**EXERCISE PROMPT:**
Go through the entries one line at a time, and gather every line that has the word "image".

Page content records:

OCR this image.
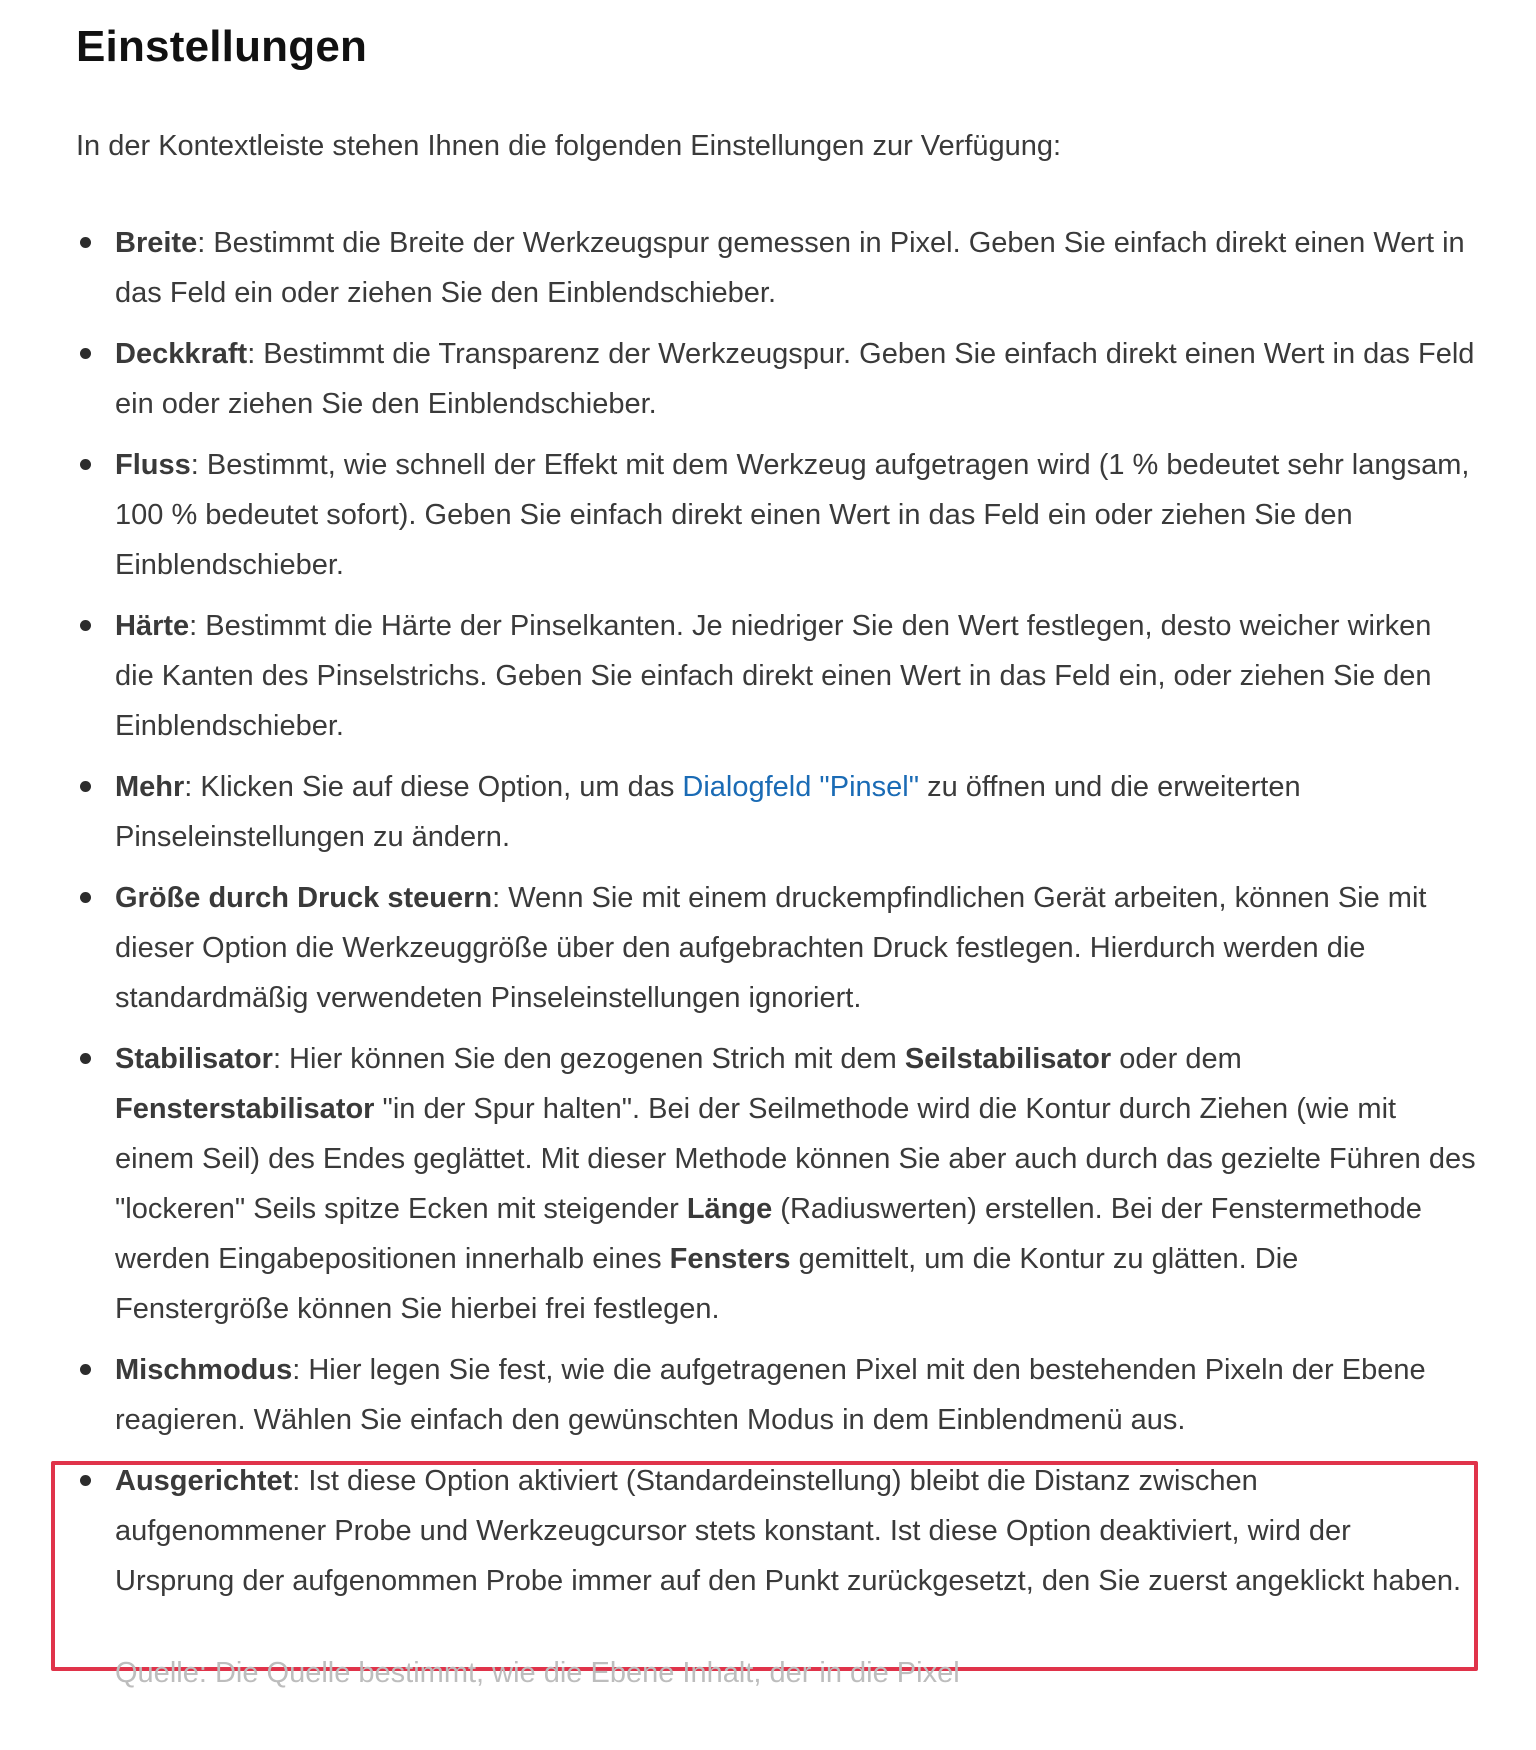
Einstellungen

In der Kontextleiste stehen Ihnen die folgenden Einstellungen zur Verfügung:

Breite: Bestimmt die Breite der Werkzeugspur gemessen in Pixel. Geben Sie einfach direkt einen Wert in das Feld ein oder ziehen Sie den Einblendschieber.
Deckkraft: Bestimmt die Transparenz der Werkzeugspur. Geben Sie einfach direkt einen Wert in das Feld ein oder ziehen Sie den Einblendschieber.
Fluss: Bestimmt, wie schnell der Effekt mit dem Werkzeug aufgetragen wird (1 % bedeutet sehr langsam, 100 % bedeutet sofort). Geben Sie einfach direkt einen Wert in das Feld ein oder ziehen Sie den Einblendschieber.
Härte: Bestimmt die Härte der Pinselkanten. Je niedriger Sie den Wert festlegen, desto weicher wirken die Kanten des Pinselstrichs. Geben Sie einfach direkt einen Wert in das Feld ein, oder ziehen Sie den Einblendschieber.
Mehr: Klicken Sie auf diese Option, um das Dialogfeld "Pinsel" zu öffnen und die erweiterten Pinseleinstellungen zu ändern.
Größe durch Druck steuern: Wenn Sie mit einem druckempfindlichen Gerät arbeiten, können Sie mit dieser Option die Werkzeuggröße über den aufgebrachten Druck festlegen. Hierdurch werden die standardmäßig verwendeten Pinseleinstellungen ignoriert.
Stabilisator: Hier können Sie den gezogenen Strich mit dem Seilstabilisator oder dem Fensterstabilisator "in der Spur halten". Bei der Seilmethode wird die Kontur durch Ziehen (wie mit einem Seil) des Endes geglättet. Mit dieser Methode können Sie aber auch durch das gezielte Führen des "lockeren" Seils spitze Ecken mit steigender Länge (Radiuswerten) erstellen. Bei der Fenstermethode werden Eingabepositionen innerhalb eines Fensters gemittelt, um die Kontur zu glätten. Die Fenstergröße können Sie hierbei frei festlegen.
Mischmodus: Hier legen Sie fest, wie die aufgetragenen Pixel mit den bestehenden Pixeln der Ebene reagieren. Wählen Sie einfach den gewünschten Modus in dem Einblendmenü aus.
Ausgerichtet: Ist diese Option aktiviert (Standardeinstellung) bleibt die Distanz zwischen aufgenommener Probe und Werkzeugcursor stets konstant. Ist diese Option deaktiviert, wird der Ursprung der aufgenommen Probe immer auf den Punkt zurückgesetzt, den Sie zuerst angeklickt haben.
Quelle: Die Quelle bestimmt, wie die Ebene Inhalt, der in die Pixel
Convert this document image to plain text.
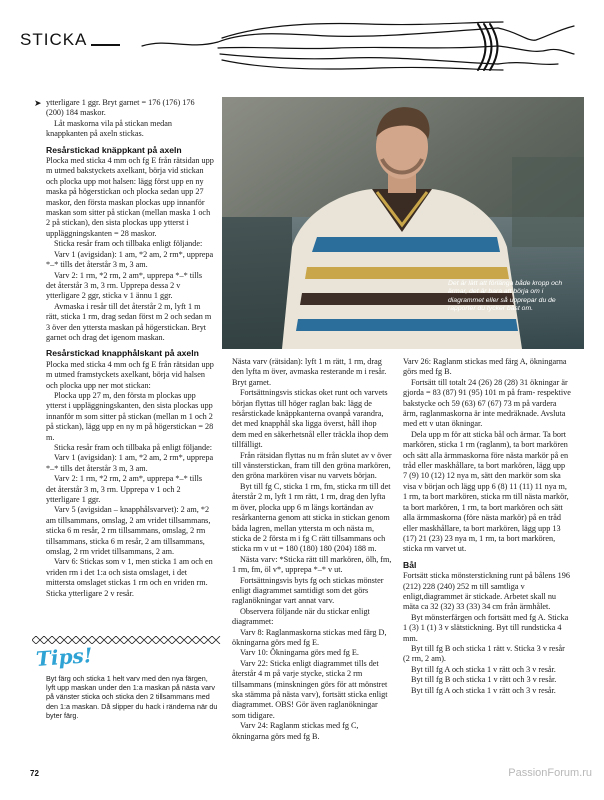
STICKA
➤ ytterligare 1 ggr. Bryt garnet = 176 (176) 176 (200) 184 maskor.

Låt maskorna vila på stickan medan knappkanten på axeln stickas.

Resårstickad knäppkant på axeln

Plocka med sticka 4 mm och fg E från rätsidan upp m utmed bakstyckets axelkant, börja vid stickan och plocka upp mot halsen: lägg först upp en ny maska på högerstickan och plocka sedan upp 27 maskor, den första maskan plockas upp innanför maskan som sitter på stickan (mellan maska 1 och 2 på stickan), den sista plockas upp ytterst i uppläggningskanten = 28 maskor.

Sticka resår fram och tillbaka enligt följande:

Varv 1 (avigsidan): 1 am, *2 am, 2 rm*, upprepa *–* tills det återstår 3 m, 3 am.

Varv 2: 1 rm, *2 rm, 2 am*, upprepa *–* tills det återstår 3 m, 3 rm. Upprepa dessa 2 v ytterligare 2 ggr, sticka v 1 ännu 1 ggr.

Avmaska i resår till det återstår 2 m, lyft 1 m rätt, sticka 1 rm, drag sedan först m 2 och sedan m 3 över den yttersta maskan på högerstickan. Bryt garnet och drag det igenom maskan.

Resårstickad knapphålskant på axeln

Plocka med sticka 4 mm och fg E från rätsidan upp m utmed framstyckets axelkant, börja vid halsen och plocka upp ner mot stickan:

Plocka upp 27 m, den första m plockas upp ytterst i uppläggningskanten, den sista plockas upp innanför m som sitter på stickan (mellan m 1 och 2 på stickan), lägg upp en ny m på högerstickan = 28 m.

Sticka resår fram och tillbaka på enligt följande:

Varv 1 (avigsidan): 1 am, *2 am, 2 rm*, upprepa *–* tills det återstår 3 m, 3 am.

Varv 2: 1 rm, *2 rm, 2 am*, upprepa *–* tills det återstår 3 m, 3 rm. Upprepa v 1 och 2 ytterligare 1 ggr.

Varv 5 (avigsidan – knapphålsvarvet): 2 am, *2 am tillsammans, omslag, 2 am vridet tillsammans, sticka 6 m resår, 2 rm tillsammans, omslag, 2 rm tillsammans, sticka 6 m resår, 2 am tillsammans, omslag, 2 rm vridet tillsammans, 2 am.

Varv 6: Stickas som v 1, men sticka 1 am och en vriden rm i det 1:a och sista omslaget, i det mittersta omslaget stickas 1 rm och en vriden rm. Sticka ytterligare 2 v resår.

Det är lätt att förlänga både kropp och ärmar, det är bara att börja om i diagrammet eller så upprepar du de rapporter du tycker bäst om.

Nästa varv (rätsidan): lyft 1 m rätt, 1 rm, drag den lyfta m över, avmaska resterande m i resår. Bryt garnet.

Fortsättningsvis stickas oket runt och varvets början flyttas till höger raglan bak: lägg de resårstickade knäppkanterna ovanpå varandra, det med knapphål ska ligga överst, håll ihop dem med en säkerhetsnål eller träckla ihop dem tillfälligt.

Från rätsidan flyttas nu m från slutet av v över till vänsterstickan, fram till den gröna markören, den gröna markören visar nu varvets början.

Byt till fg C, sticka 1 rm, fm, sticka rm till det återstår 2 m, lyft 1 rm rätt, 1 rm, drag den lyfta m över, plocka upp 6 m längs kortändan av resårkanterna genom att sticka in stickan genom båda lagren, mellan yttersta m och nästa m, sticka de 2 första m i fg C rätt tillsammans och sticka rm v ut = 180 (180) 180 (204) 188 m.

Nästa varv: *Sticka rätt till markören, ölh, fm, 1 rm, fm, öl v*, upprepa *–* v ut.

Fortsättningsvis byts fg och stickas mönster enligt diagrammet samtidigt som det görs raglanökningar vart annat varv.

Observera följande när du stickar enligt diagrammet:

Varv 8: Raglanmaskorna stickas med färg D, ökningarna görs med fg E.

Varv 10: Ökningarna görs med fg E.

Varv 22: Sticka enligt diagrammet tills det återstår 4 m på varje stycke, sticka 2 rm tillsammans (minskningen görs för att mönstret ska stämma på nästa varv), fortsätt sticka enligt diagrammet. OBS! Gör även raglanökningar som tidigare.

Varv 24: Raglanm stickas med fg C, ökningarna görs med fg B.

Varv 26: Raglanm stickas med färg A, ökningarna görs med fg B.

Fortsätt till totalt 24 (26) 28 (28) 31 ökningar är gjorda = 83 (87) 91 (95) 101 m på fram- respektive bakstycke och 59 (63) 67 (67) 73 m på vardera ärm, raglanmaskorna är inte medräknade. Avsluta med ett v utan ökningar.

Dela upp m för att sticka bål och ärmar. Ta bort markören, sticka 1 rm (raglanm), ta bort markören och sätt alla ärmmaskorna före nästa markör på en tråd eller maskhållare, ta bort markören, lägg upp 7 (9) 10 (12) 12 nya m, sätt den markör som ska visa v början och lägg upp 6 (8) 11 (11) 11 nya m, 1 rm, ta bort markören, sticka rm till nästa markör, ta bort markören, 1 rm, ta bort markören och sätt alla ärmmaskorna (före nästa markör) på en tråd eller maskhållare, ta bort markören, lägg upp 13 (17) 21 (23) 23 nya m, 1 rm, ta bort markören, sticka rm varvet ut.

Bål

Fortsätt sticka mönsterstickning runt på bålens 196 (212) 228 (240) 252 m till samtliga v enligt,diagrammet är stickade. Arbetet skall nu mäta ca 32 (32) 33 (33) 34 cm från ärmhålet.

Byt mönsterfärgen och fortsätt med fg A. Sticka 1 (3) 1 (1) 3 v slätstickning. Byt till rundsticka 4 mm.

Byt till fg B och sticka 1 rätt v. Sticka 3 v resår (2 rm, 2 am).

Byt till fg A och sticka 1 v rätt och 3 v resår.

Byt till fg B och sticka 1 v rätt och 3 v resår.

Byt till fg A och sticka 1 v rätt och 3 v resår.

Tips!
Byt färg och sticka 1 helt varv med den nya färgen, lyft upp maskan under den 1:a maskan på nästa varv på vänster sticka och sticka den 2 tillsammans med den 1:a maskan. Då slipper du hack i ränderna när du byter färg.
72	PassionForum.ru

**EXERCISE ANSWER:**
OCR this image.
Convert this document image to plain text.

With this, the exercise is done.